Give every line again exactly as it appears, please, but not the pictures.

• _DATA EXTRACT_

----------

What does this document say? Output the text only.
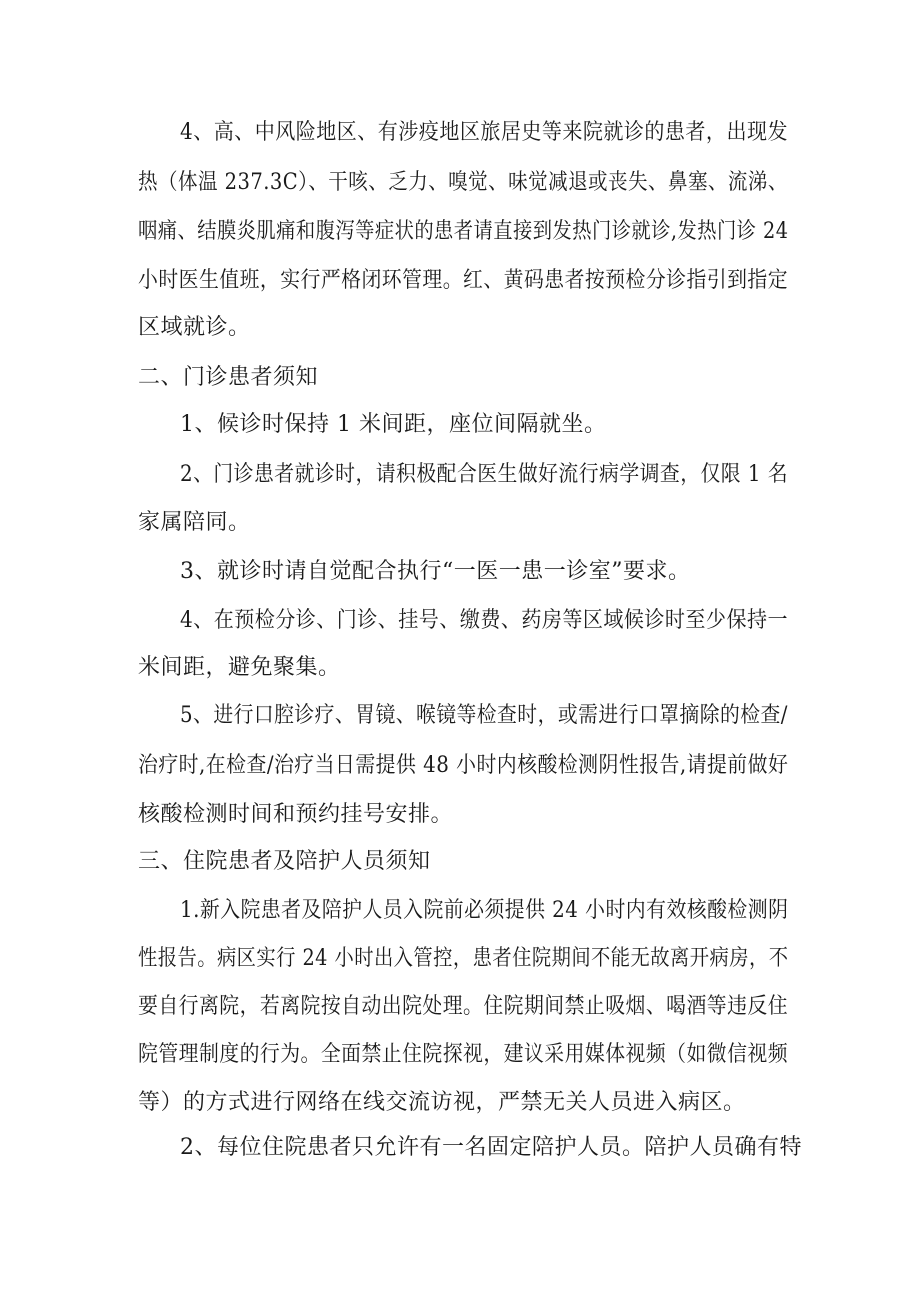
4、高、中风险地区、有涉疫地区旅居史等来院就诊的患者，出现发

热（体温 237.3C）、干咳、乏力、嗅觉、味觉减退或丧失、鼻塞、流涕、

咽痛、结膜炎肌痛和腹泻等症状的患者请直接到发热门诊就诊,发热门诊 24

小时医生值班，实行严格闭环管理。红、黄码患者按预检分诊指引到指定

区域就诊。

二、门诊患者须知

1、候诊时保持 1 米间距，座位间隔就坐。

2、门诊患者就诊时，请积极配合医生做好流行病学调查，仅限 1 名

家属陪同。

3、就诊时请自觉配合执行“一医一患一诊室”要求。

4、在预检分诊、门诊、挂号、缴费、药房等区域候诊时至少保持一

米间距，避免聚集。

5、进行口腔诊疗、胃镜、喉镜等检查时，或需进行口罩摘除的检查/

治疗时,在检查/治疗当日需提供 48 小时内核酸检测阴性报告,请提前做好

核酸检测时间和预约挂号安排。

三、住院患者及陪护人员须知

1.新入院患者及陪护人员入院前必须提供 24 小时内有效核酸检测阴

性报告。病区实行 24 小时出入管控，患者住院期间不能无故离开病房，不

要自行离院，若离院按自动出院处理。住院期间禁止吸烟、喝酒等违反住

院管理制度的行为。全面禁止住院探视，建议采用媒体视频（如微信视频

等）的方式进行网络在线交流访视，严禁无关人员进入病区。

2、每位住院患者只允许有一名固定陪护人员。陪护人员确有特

----------

• _TASK SOLUTION_
What does this document say? Output the text only.
4、高、中风险地区、有涉疫地区旅居史等来院就诊的患者，出现发

热（体温 237.3C）、干咳、乏力、嗅觉、味觉减退或丧失、鼻塞、流涕、

咽痛、结膜炎肌痛和腹泻等症状的患者请直接到发热门诊就诊,发热门诊 24

小时医生值班，实行严格闭环管理。红、黄码患者按预检分诊指引到指定

区域就诊。

二、门诊患者须知

1、候诊时保持 1 米间距，座位间隔就坐。

2、门诊患者就诊时，请积极配合医生做好流行病学调查，仅限 1 名

家属陪同。

3、就诊时请自觉配合执行“一医一患一诊室”要求。

4、在预检分诊、门诊、挂号、缴费、药房等区域候诊时至少保持一

米间距，避免聚集。

5、进行口腔诊疗、胃镜、喉镜等检查时，或需进行口罩摘除的检查/

治疗时,在检查/治疗当日需提供 48 小时内核酸检测阴性报告,请提前做好

核酸检测时间和预约挂号安排。

三、住院患者及陪护人员须知

1.新入院患者及陪护人员入院前必须提供 24 小时内有效核酸检测阴

性报告。病区实行 24 小时出入管控，患者住院期间不能无故离开病房，不

要自行离院，若离院按自动出院处理。住院期间禁止吸烟、喝酒等违反住

院管理制度的行为。全面禁止住院探视，建议采用媒体视频（如微信视频

等）的方式进行网络在线交流访视，严禁无关人员进入病区。

2、每位住院患者只允许有一名固定陪护人员。陪护人员确有特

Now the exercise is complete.